### DATASET EXCERPTS
++++++++

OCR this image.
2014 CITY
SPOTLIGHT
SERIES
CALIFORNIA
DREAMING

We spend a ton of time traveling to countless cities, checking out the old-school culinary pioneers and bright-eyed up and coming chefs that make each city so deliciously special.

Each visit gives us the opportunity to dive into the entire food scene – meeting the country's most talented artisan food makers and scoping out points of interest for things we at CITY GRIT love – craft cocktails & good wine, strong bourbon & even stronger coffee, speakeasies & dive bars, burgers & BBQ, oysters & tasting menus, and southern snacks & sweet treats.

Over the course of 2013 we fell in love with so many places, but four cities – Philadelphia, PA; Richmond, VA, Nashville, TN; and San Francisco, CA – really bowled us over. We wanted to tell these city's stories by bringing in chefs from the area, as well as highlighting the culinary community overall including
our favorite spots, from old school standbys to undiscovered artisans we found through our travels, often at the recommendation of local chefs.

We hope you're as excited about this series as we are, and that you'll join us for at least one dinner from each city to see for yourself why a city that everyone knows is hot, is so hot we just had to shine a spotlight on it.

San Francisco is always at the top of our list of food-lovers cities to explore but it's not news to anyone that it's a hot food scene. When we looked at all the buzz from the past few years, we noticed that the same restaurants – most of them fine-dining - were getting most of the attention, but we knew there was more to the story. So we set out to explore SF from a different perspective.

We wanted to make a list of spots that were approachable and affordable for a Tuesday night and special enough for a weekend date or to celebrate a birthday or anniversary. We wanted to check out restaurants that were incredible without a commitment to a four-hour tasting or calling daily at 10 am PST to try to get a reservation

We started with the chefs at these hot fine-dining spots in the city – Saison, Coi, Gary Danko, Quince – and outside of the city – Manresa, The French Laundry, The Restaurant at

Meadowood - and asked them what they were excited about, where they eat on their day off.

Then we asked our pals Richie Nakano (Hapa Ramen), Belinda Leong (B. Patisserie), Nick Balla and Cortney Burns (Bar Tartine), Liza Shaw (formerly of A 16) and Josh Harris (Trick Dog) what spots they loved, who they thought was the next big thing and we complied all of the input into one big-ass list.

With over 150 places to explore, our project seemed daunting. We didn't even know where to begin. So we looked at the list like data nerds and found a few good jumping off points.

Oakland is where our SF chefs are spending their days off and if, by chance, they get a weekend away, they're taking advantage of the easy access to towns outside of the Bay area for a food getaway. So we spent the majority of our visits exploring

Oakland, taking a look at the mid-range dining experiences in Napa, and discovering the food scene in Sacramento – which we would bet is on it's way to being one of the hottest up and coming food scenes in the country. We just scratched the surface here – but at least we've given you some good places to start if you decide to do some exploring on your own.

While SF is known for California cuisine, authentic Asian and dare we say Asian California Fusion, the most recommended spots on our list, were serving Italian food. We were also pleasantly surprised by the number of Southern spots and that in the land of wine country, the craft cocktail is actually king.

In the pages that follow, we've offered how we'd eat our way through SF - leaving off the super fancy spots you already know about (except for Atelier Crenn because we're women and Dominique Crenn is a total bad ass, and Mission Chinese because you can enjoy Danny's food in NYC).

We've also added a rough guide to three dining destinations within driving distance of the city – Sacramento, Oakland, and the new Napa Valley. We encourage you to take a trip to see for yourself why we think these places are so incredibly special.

++++++++

Where a line of the entries contains the word "culinary", copy that line.

### SOLUTION TO THIS EXERCISE
We spend a ton of time traveling to countless cities, checking out the old-school culinary pioneers and bright-eyed up and coming chefs that make each city so deliciously special.
Over the course of 2013 we fell in love with so many places, but four cities – Philadelphia, PA; Richmond, VA, Nashville, TN; and San Francisco, CA – really bowled us over. We wanted to tell these city's stories by bringing in chefs from the area, as well as highlighting the culinary community overall including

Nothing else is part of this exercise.